[Part of a data file]
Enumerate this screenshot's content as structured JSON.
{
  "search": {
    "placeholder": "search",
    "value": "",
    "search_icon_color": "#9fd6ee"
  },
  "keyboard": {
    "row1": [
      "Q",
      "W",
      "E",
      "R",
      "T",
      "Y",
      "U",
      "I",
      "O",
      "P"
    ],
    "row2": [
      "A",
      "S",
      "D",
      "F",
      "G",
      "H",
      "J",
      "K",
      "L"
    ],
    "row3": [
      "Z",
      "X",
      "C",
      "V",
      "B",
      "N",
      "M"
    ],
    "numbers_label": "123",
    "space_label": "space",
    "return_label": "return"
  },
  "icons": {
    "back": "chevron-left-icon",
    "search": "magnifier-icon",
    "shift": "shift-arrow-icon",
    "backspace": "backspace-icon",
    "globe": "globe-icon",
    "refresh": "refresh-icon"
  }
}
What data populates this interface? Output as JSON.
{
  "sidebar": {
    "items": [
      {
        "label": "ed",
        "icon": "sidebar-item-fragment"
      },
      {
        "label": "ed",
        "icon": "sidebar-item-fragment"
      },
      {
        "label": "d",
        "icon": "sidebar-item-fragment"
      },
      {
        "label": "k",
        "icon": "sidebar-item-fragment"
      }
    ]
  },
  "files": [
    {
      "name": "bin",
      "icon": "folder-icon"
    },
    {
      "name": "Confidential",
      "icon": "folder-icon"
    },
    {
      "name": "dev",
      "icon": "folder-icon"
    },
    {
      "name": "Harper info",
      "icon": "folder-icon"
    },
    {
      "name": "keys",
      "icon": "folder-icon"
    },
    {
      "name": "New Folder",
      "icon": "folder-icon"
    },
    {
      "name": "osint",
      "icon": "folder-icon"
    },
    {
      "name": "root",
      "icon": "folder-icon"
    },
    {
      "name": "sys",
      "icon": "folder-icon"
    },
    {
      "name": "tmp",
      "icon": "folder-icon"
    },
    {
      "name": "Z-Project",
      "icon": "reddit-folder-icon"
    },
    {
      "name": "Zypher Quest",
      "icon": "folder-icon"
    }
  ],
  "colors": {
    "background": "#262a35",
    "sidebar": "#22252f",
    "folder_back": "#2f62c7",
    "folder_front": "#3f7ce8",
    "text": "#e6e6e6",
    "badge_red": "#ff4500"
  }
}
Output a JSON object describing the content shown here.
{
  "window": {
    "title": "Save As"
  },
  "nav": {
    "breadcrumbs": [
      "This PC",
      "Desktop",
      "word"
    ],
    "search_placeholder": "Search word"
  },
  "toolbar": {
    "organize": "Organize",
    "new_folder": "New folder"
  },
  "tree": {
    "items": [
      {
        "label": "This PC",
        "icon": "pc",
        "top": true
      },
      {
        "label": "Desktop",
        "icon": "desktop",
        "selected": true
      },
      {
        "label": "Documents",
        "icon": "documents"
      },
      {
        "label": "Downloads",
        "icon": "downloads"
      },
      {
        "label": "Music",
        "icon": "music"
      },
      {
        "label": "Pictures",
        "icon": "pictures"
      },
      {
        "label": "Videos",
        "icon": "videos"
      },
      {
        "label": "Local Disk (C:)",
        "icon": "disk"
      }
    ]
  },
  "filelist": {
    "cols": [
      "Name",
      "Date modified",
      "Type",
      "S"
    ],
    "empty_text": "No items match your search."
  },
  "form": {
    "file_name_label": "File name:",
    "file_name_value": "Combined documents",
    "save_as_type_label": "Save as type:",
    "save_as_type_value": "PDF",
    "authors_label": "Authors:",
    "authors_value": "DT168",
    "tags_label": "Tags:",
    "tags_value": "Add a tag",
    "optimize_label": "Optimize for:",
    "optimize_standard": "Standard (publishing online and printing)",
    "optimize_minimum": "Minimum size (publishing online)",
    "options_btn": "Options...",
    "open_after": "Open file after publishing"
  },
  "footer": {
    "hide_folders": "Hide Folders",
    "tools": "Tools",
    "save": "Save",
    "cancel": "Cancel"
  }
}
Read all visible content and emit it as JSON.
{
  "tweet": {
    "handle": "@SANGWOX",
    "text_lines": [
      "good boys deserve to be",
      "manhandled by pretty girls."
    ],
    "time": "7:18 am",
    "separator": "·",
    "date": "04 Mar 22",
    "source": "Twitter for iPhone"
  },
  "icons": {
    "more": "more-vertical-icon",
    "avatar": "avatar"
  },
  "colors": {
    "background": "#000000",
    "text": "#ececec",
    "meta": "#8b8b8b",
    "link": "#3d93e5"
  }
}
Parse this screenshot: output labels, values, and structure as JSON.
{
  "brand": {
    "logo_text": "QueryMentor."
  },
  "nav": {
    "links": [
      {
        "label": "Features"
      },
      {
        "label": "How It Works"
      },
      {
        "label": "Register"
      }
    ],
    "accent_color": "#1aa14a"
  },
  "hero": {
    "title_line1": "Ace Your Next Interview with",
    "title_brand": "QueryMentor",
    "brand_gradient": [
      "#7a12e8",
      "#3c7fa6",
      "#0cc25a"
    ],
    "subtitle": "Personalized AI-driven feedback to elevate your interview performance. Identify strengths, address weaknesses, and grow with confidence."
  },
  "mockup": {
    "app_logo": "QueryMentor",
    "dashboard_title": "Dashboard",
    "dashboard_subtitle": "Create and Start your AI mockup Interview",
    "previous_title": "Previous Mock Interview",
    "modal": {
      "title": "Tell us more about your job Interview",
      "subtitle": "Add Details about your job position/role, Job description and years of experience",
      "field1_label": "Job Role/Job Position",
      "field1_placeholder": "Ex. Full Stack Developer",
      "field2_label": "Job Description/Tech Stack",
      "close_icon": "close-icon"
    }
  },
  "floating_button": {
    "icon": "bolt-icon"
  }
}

TASK OBJECTIVE:
Repeat the records above exactly as they appear.

FULL RESPONSE:
Enumerate this screenshot's content as structured JSON.
{
  "search": {
    "placeholder": "search",
    "value": "",
    "search_icon_color": "#9fd6ee"
  },
  "keyboard": {
    "row1": [
      "Q",
      "W",
      "E",
      "R",
      "T",
      "Y",
      "U",
      "I",
      "O",
      "P"
    ],
    "row2": [
      "A",
      "S",
      "D",
      "F",
      "G",
      "H",
      "J",
      "K",
      "L"
    ],
    "row3": [
      "Z",
      "X",
      "C",
      "V",
      "B",
      "N",
      "M"
    ],
    "numbers_label": "123",
    "space_label": "space",
    "return_label": "return"
  },
  "icons": {
    "back": "chevron-left-icon",
    "search": "magnifier-icon",
    "shift": "shift-arrow-icon",
    "backspace": "backspace-icon",
    "globe": "globe-icon",
    "refresh": "refresh-icon"
  }
}
What data populates this interface? Output as JSON.
{
  "sidebar": {
    "items": [
      {
        "label": "ed",
        "icon": "sidebar-item-fragment"
      },
      {
        "label": "ed",
        "icon": "sidebar-item-fragment"
      },
      {
        "label": "d",
        "icon": "sidebar-item-fragment"
      },
      {
        "label": "k",
        "icon": "sidebar-item-fragment"
      }
    ]
  },
  "files": [
    {
      "name": "bin",
      "icon": "folder-icon"
    },
    {
      "name": "Confidential",
      "icon": "folder-icon"
    },
    {
      "name": "dev",
      "icon": "folder-icon"
    },
    {
      "name": "Harper info",
      "icon": "folder-icon"
    },
    {
      "name": "keys",
      "icon": "folder-icon"
    },
    {
      "name": "New Folder",
      "icon": "folder-icon"
    },
    {
      "name": "osint",
      "icon": "folder-icon"
    },
    {
      "name": "root",
      "icon": "folder-icon"
    },
    {
      "name": "sys",
      "icon": "folder-icon"
    },
    {
      "name": "tmp",
      "icon": "folder-icon"
    },
    {
      "name": "Z-Project",
      "icon": "reddit-folder-icon"
    },
    {
      "name": "Zypher Quest",
      "icon": "folder-icon"
    }
  ],
  "colors": {
    "background": "#262a35",
    "sidebar": "#22252f",
    "folder_back": "#2f62c7",
    "folder_front": "#3f7ce8",
    "text": "#e6e6e6",
    "badge_red": "#ff4500"
  }
}
Output a JSON object describing the content shown here.
{
  "window": {
    "title": "Save As"
  },
  "nav": {
    "breadcrumbs": [
      "This PC",
      "Desktop",
      "word"
    ],
    "search_placeholder": "Search word"
  },
  "toolbar": {
    "organize": "Organize",
    "new_folder": "New folder"
  },
  "tree": {
    "items": [
      {
        "label": "This PC",
        "icon": "pc",
        "top": true
      },
      {
        "label": "Desktop",
        "icon": "desktop",
        "selected": true
      },
      {
        "label": "Documents",
        "icon": "documents"
      },
      {
        "label": "Downloads",
        "icon": "downloads"
      },
      {
        "label": "Music",
        "icon": "music"
      },
      {
        "label": "Pictures",
        "icon": "pictures"
      },
      {
        "label": "Videos",
        "icon": "videos"
      },
      {
        "label": "Local Disk (C:)",
        "icon": "disk"
      }
    ]
  },
  "filelist": {
    "cols": [
      "Name",
      "Date modified",
      "Type",
      "S"
    ],
    "empty_text": "No items match your search."
  },
  "form": {
    "file_name_label": "File name:",
    "file_name_value": "Combined documents",
    "save_as_type_label": "Save as type:",
    "save_as_type_value": "PDF",
    "authors_label": "Authors:",
    "authors_value": "DT168",
    "tags_label": "Tags:",
    "tags_value": "Add a tag",
    "optimize_label": "Optimize for:",
    "optimize_standard": "Standard (publishing online and printing)",
    "optimize_minimum": "Minimum size (publishing online)",
    "options_btn": "Options...",
    "open_after": "Open file after publishing"
  },
  "footer": {
    "hide_folders": "Hide Folders",
    "tools": "Tools",
    "save": "Save",
    "cancel": "Cancel"
  }
}
Read all visible content and emit it as JSON.
{
  "tweet": {
    "handle": "@SANGWOX",
    "text_lines": [
      "good boys deserve to be",
      "manhandled by pretty girls."
    ],
    "time": "7:18 am",
    "separator": "·",
    "date": "04 Mar 22",
    "source": "Twitter for iPhone"
  },
  "icons": {
    "more": "more-vertical-icon",
    "avatar": "avatar"
  },
  "colors": {
    "background": "#000000",
    "text": "#ececec",
    "meta": "#8b8b8b",
    "link": "#3d93e5"
  }
}
Parse this screenshot: output labels, values, and structure as JSON.
{
  "brand": {
    "logo_text": "QueryMentor."
  },
  "nav": {
    "links": [
      {
        "label": "Features"
      },
      {
        "label": "How It Works"
      },
      {
        "label": "Register"
      }
    ],
    "accent_color": "#1aa14a"
  },
  "hero": {
    "title_line1": "Ace Your Next Interview with",
    "title_brand": "QueryMentor",
    "brand_gradient": [
      "#7a12e8",
      "#3c7fa6",
      "#0cc25a"
    ],
    "subtitle": "Personalized AI-driven feedback to elevate your interview performance. Identify strengths, address weaknesses, and grow with confidence."
  },
  "mockup": {
    "app_logo": "QueryMentor",
    "dashboard_title": "Dashboard",
    "dashboard_subtitle": "Create and Start your AI mockup Interview",
    "previous_title": "Previous Mock Interview",
    "modal": {
      "title": "Tell us more about your job Interview",
      "subtitle": "Add Details about your job position/role, Job description and years of experience",
      "field1_label": "Job Role/Job Position",
      "field1_placeholder": "Ex. Full Stack Developer",
      "field2_label": "Job Description/Tech Stack",
      "close_icon": "close-icon"
    }
  },
  "floating_button": {
    "icon": "bolt-icon"
  }
}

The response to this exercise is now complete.